TEXTE FOURNI
===============

CA Paris, 1re ch. H, 16 novembre 2004, n° ECOC0400370X

PARIS

Arrêt

PARTIES

Demandeur :

Tuyaux Bonna devenue " Bonna Sabla " (Sté), Colas Midi Méditerranée (SA), Matière (Sté), Etablissements Bertrand (SA), Parisienne de canalisation (Sté), Raphaeloise de batiments et de travaux publics (SA), H. Triverio (SA), SEETA (Sté)

COMPOSITION DE LA JURIDICTION

Président :

M. Carre-Pierrat

Avocat général :

M. Woirhaye

Conseillers :

M. Le Dauphin, Mme Mouillard

Avoués :

SCP Bernabe-Chardin-Cheviller, SCP Fisselier-Chiloux-Boulay, SCP Naboudet-Vogel & Hatet-Sauval

Avocats :

Mes Meyung-Marchand, Donnedieu de Vabres, Talandier, Garnier, Charpentier

T. com. Toulouse, du 5 janv. 1998

5 janvier 1998

Saisi le 21 août 1990 par le ministre de l'Economie de pratiques relevées à l'occasion de la passation de treize marchés publics dans le secteur des travaux routiers, du terrassement, des canalisations et de l'assainissement dans le département du Var, le Conseil de la concurrence a, par décision n° 96-D-65 du 30 octobre 1996, décidé que dix-sept entreprises avaient enfreint les dispositions de l'article 7 de l'ordonnance du 1er décembre 1986 et a infligé des sanctions pécuniaires à quatorze d'entre elles, parmi lesquelles:

- la société Les Tuyaux Bonna: 1 800 000 F

- la société Etablissements Bertrand (ci-après la société Bertrand) 100 000 F

- la société Colas Midi Méditerranée : 2 500 000 F

- la société Jean François : 300 000 F

- la société Matière : 200 000 F

- la société Raphaéloise de bâtiments et de travaux publics (ci-après la RBTP): 80 000 F

- la société SEETA : 80 000 F

- la société Parisienne de canalisations (ci-après la SPAC) : 200 000 F

- la société Triverio : 70 000 F.

Ces neuf entreprises ont formé des recours en annulation et en réformation, recours incident pour la SEETA, contre la décision précitée.

===============

OBJECTIF ÉNONCÉ 1
Reportez telles quelles les entrées situées entre la ligne qui contient "885, 1065, 1003]" et celle qui contient "- blue-hair-girl-portrait: [556, 610, 772, 825]", ces deux lignes incluses.

DONNÉES DE TRAVAIL

===============

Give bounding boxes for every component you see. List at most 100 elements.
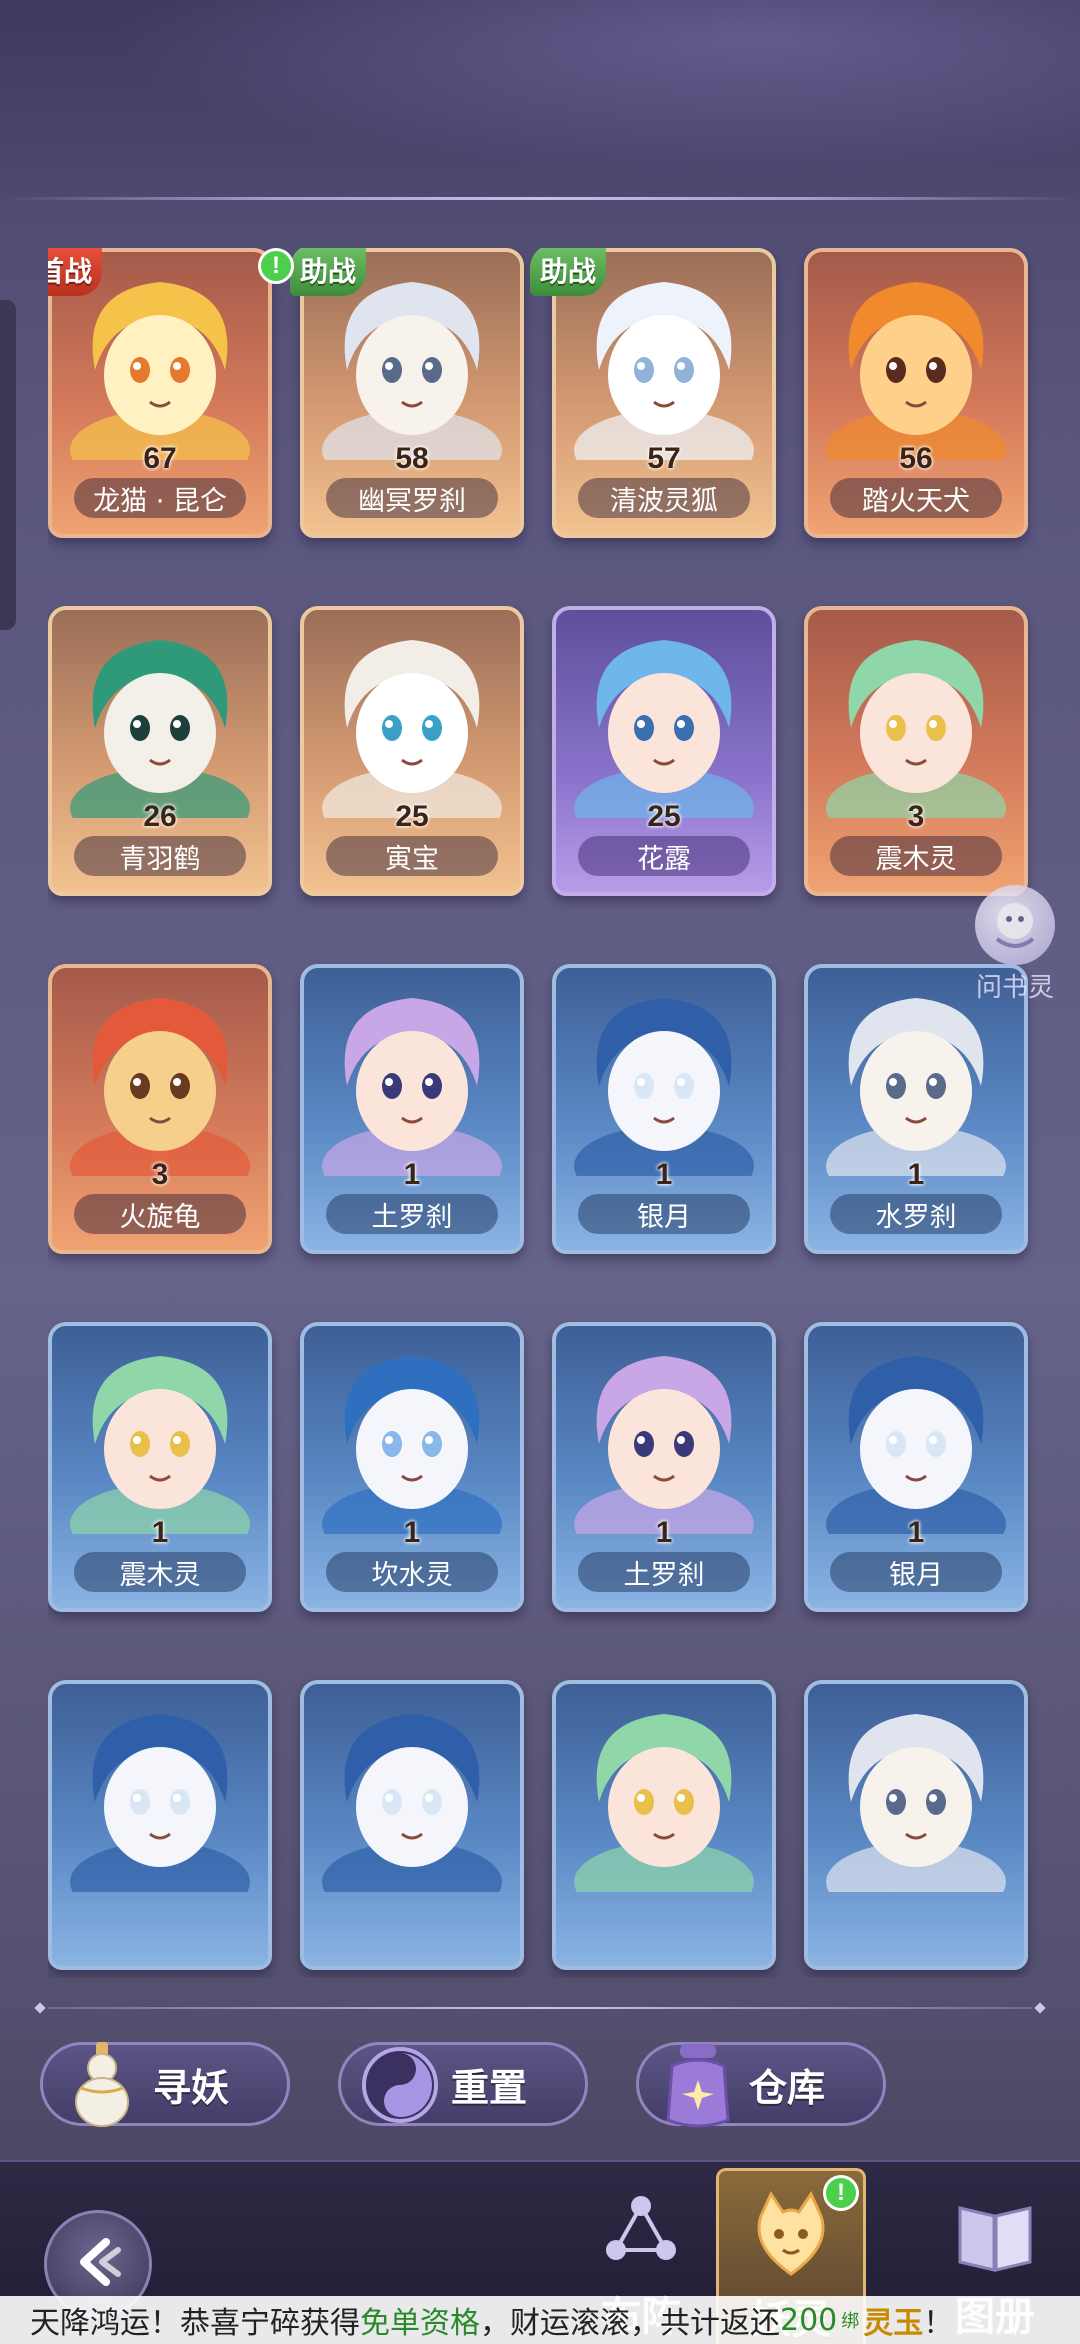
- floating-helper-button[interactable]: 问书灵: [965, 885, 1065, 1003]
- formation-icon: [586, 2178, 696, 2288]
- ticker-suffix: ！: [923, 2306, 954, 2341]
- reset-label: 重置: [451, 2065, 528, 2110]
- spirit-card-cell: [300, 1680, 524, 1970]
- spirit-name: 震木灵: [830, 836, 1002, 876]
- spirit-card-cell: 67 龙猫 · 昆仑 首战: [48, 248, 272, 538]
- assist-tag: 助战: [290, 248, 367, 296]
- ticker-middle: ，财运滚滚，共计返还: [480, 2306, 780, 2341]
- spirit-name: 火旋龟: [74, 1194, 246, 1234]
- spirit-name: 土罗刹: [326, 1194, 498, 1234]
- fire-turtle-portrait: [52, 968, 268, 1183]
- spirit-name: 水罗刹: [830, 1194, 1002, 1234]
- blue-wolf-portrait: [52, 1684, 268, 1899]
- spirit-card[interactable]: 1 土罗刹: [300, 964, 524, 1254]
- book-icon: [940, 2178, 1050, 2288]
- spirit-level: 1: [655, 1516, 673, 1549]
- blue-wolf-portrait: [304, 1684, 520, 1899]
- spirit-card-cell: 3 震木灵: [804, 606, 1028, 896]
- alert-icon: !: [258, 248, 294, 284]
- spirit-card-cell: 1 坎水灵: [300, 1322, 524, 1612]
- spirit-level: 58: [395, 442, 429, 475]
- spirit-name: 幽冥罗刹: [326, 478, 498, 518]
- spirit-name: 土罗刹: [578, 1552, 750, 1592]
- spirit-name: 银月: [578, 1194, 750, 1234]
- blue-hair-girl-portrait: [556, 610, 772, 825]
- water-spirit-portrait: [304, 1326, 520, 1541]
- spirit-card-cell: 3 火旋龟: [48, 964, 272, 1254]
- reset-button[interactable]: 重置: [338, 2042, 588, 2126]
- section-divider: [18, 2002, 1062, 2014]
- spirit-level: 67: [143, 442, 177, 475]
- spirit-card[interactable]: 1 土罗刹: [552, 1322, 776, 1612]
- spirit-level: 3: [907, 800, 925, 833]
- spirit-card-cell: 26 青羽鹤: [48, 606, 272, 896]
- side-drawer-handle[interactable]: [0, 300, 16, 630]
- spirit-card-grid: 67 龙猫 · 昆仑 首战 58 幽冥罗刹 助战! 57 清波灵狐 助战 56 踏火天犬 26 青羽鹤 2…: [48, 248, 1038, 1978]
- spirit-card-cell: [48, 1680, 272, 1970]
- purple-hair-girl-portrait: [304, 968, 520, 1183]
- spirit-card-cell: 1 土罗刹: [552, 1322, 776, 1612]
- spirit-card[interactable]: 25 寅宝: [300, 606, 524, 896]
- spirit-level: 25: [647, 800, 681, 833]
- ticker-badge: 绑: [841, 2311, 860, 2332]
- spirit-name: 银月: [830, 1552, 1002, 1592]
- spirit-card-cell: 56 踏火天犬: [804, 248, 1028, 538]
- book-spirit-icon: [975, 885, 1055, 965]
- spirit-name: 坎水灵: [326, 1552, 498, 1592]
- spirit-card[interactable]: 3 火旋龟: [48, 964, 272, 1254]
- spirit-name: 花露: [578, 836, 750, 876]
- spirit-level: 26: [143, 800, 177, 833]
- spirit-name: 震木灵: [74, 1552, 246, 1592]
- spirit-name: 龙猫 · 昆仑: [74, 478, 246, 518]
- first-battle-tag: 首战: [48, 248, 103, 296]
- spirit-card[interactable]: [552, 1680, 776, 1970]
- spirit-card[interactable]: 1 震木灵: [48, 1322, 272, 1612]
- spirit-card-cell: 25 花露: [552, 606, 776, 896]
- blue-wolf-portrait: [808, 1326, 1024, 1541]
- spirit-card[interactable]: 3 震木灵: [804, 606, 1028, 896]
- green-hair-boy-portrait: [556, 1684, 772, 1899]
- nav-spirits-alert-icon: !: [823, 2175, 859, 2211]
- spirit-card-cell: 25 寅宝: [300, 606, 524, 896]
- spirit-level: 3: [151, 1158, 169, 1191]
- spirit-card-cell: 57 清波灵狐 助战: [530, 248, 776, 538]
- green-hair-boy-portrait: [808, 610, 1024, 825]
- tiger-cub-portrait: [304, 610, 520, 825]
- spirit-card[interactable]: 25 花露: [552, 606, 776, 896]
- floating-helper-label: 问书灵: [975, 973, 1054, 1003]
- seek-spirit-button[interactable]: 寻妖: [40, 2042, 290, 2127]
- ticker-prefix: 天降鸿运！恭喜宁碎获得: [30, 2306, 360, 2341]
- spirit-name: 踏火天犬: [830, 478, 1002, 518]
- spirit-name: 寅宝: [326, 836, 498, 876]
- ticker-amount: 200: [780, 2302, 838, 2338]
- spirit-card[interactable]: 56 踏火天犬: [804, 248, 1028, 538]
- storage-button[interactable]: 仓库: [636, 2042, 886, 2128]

===============

OBJECTIF ÉNONCÉ 2
Extrayez de l'arrêt, sans aucune modification, le passage allant de "- la société Triverio" à "la décision précitée.", bornes incluses.

RÉSULTAT 1
- floating-helper-button[interactable]: 问书灵: [965, 885, 1065, 1003]
- formation-icon: [586, 2178, 696, 2288]
- ticker-suffix: ！: [923, 2306, 954, 2341]
- reset-label: 重置: [451, 2065, 528, 2110]
- spirit-card-cell: [300, 1680, 524, 1970]
- spirit-name: 震木灵: [830, 836, 1002, 876]
- spirit-card-cell: 67 龙猫 · 昆仑 首战: [48, 248, 272, 538]
- assist-tag: 助战: [290, 248, 367, 296]
- ticker-middle: ，财运滚滚，共计返还: [480, 2306, 780, 2341]
- spirit-name: 火旋龟: [74, 1194, 246, 1234]
- spirit-name: 土罗刹: [326, 1194, 498, 1234]
- fire-turtle-portrait: [52, 968, 268, 1183]
- spirit-name: 水罗刹: [830, 1194, 1002, 1234]
- blue-wolf-portrait: [52, 1684, 268, 1899]
- spirit-card[interactable]: 1 土罗刹: [300, 964, 524, 1254]
- book-icon: [940, 2178, 1050, 2288]
- spirit-level: 1: [655, 1516, 673, 1549]
- blue-wolf-portrait: [304, 1684, 520, 1899]
- spirit-card-cell: 3 震木灵: [804, 606, 1028, 896]
- alert-icon: !: [258, 248, 294, 284]
- spirit-card-cell: 1 坎水灵: [300, 1322, 524, 1612]
- spirit-level: 58: [395, 442, 429, 475]
- spirit-name: 幽冥罗刹: [326, 478, 498, 518]
- spirit-name: 土罗刹: [578, 1552, 750, 1592]
- spirit-name: 银月: [578, 1194, 750, 1234]
- blue-hair-girl-portrait: [556, 610, 772, 825]

RÉSULTAT 2
- la société Triverio : 70 000 F.

Ces neuf entreprises ont formé des recours en annulation et en réformation, recours incident pour la SEETA, contre la décision précitée.